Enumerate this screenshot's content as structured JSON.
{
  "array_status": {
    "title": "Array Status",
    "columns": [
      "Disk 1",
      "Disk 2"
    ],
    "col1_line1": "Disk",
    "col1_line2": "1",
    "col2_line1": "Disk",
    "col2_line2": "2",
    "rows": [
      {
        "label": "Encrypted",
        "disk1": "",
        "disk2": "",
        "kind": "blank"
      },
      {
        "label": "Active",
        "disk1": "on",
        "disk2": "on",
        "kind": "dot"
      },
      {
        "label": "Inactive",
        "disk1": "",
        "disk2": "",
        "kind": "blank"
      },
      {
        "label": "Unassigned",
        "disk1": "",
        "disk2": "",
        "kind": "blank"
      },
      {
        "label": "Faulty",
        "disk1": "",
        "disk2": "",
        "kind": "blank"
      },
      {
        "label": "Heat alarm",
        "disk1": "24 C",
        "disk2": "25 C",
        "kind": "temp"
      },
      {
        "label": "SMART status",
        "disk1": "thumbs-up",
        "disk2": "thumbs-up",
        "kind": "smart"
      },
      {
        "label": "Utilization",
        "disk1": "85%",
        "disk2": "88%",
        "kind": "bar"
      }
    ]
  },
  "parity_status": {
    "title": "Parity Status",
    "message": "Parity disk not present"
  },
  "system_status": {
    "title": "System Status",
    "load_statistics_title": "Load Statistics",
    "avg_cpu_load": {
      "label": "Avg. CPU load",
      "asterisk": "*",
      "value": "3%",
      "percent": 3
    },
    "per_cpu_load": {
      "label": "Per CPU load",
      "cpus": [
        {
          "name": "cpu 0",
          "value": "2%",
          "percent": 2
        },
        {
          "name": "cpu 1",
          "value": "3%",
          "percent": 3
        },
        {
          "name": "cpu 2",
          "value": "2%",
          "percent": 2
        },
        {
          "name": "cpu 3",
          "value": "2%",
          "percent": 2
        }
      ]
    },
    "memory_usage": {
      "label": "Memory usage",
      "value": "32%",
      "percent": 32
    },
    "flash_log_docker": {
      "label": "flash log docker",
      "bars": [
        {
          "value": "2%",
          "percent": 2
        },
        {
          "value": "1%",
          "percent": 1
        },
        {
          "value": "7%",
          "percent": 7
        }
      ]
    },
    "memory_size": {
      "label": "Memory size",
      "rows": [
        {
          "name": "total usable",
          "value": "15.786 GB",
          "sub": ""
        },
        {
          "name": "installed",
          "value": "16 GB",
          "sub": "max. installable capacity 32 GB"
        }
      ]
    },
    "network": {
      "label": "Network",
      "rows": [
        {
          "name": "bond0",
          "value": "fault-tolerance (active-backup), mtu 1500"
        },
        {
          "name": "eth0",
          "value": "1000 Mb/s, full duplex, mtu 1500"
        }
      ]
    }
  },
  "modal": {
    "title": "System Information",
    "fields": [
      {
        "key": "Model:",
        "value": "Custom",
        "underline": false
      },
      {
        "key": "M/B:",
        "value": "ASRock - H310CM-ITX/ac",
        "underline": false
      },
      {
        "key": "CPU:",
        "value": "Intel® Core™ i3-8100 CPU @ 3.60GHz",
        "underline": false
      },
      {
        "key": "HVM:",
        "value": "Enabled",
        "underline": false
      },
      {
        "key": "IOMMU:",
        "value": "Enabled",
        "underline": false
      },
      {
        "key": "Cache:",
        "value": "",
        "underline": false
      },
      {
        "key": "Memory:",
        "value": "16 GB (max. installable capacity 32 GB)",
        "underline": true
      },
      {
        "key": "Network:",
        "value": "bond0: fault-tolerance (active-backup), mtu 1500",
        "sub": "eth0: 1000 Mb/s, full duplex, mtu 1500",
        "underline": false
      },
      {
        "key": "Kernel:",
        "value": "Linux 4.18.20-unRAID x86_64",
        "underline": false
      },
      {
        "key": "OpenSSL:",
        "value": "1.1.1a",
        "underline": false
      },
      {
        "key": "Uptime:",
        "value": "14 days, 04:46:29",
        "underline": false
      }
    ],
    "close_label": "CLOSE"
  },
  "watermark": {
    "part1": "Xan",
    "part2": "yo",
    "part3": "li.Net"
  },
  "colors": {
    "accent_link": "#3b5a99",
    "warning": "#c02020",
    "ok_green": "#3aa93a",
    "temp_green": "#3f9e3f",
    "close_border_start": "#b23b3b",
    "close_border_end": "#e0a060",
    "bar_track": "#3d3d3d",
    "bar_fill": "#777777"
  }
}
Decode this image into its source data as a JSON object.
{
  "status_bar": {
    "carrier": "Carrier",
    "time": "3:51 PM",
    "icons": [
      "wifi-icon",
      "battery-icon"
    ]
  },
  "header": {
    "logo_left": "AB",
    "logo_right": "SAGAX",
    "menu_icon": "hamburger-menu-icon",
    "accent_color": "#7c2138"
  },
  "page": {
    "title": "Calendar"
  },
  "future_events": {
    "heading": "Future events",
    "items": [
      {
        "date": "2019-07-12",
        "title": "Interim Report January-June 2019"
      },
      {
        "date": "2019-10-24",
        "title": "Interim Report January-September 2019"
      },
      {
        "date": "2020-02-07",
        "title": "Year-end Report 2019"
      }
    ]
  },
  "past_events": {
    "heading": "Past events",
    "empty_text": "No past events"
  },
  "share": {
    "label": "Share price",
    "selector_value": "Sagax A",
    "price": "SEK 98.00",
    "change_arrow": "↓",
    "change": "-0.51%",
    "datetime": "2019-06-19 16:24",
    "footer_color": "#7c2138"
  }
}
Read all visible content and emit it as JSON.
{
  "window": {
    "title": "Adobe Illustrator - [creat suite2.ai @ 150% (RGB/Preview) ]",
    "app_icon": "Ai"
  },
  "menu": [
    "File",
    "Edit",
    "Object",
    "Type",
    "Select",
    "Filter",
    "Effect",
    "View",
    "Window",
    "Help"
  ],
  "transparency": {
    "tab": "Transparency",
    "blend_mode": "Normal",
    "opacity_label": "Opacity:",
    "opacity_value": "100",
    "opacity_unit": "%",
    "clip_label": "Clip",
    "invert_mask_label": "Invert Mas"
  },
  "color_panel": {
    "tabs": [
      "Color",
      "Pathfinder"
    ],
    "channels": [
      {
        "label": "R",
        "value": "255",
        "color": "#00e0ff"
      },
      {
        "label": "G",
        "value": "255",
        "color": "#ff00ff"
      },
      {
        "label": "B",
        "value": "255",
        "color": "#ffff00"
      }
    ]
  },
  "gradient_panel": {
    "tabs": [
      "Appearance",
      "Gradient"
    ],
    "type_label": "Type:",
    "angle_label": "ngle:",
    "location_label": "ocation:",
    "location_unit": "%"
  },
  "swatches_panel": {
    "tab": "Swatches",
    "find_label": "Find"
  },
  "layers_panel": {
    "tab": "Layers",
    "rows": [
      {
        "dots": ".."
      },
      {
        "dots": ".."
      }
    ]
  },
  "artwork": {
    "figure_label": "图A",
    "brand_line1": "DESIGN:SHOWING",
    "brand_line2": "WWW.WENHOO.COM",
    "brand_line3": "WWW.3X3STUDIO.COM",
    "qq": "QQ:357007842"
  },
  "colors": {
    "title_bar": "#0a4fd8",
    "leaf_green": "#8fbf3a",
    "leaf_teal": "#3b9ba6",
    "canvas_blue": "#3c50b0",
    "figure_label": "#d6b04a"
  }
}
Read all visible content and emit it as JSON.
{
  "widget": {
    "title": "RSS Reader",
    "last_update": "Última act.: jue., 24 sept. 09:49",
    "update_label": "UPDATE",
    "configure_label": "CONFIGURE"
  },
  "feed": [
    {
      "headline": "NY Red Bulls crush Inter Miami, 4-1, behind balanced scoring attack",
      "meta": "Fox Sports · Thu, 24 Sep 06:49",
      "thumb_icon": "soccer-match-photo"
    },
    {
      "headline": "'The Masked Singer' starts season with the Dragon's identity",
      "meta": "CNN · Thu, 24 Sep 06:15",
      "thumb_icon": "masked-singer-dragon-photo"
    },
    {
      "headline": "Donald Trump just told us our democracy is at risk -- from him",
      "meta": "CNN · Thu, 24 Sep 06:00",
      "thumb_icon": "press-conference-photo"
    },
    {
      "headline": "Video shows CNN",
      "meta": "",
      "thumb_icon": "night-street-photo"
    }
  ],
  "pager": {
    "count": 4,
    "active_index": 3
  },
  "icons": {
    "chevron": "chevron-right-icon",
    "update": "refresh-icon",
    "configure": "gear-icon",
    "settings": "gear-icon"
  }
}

* [What you will do] What is the number of lines holding the word "heading"? State it alone.

* [Full solution] 2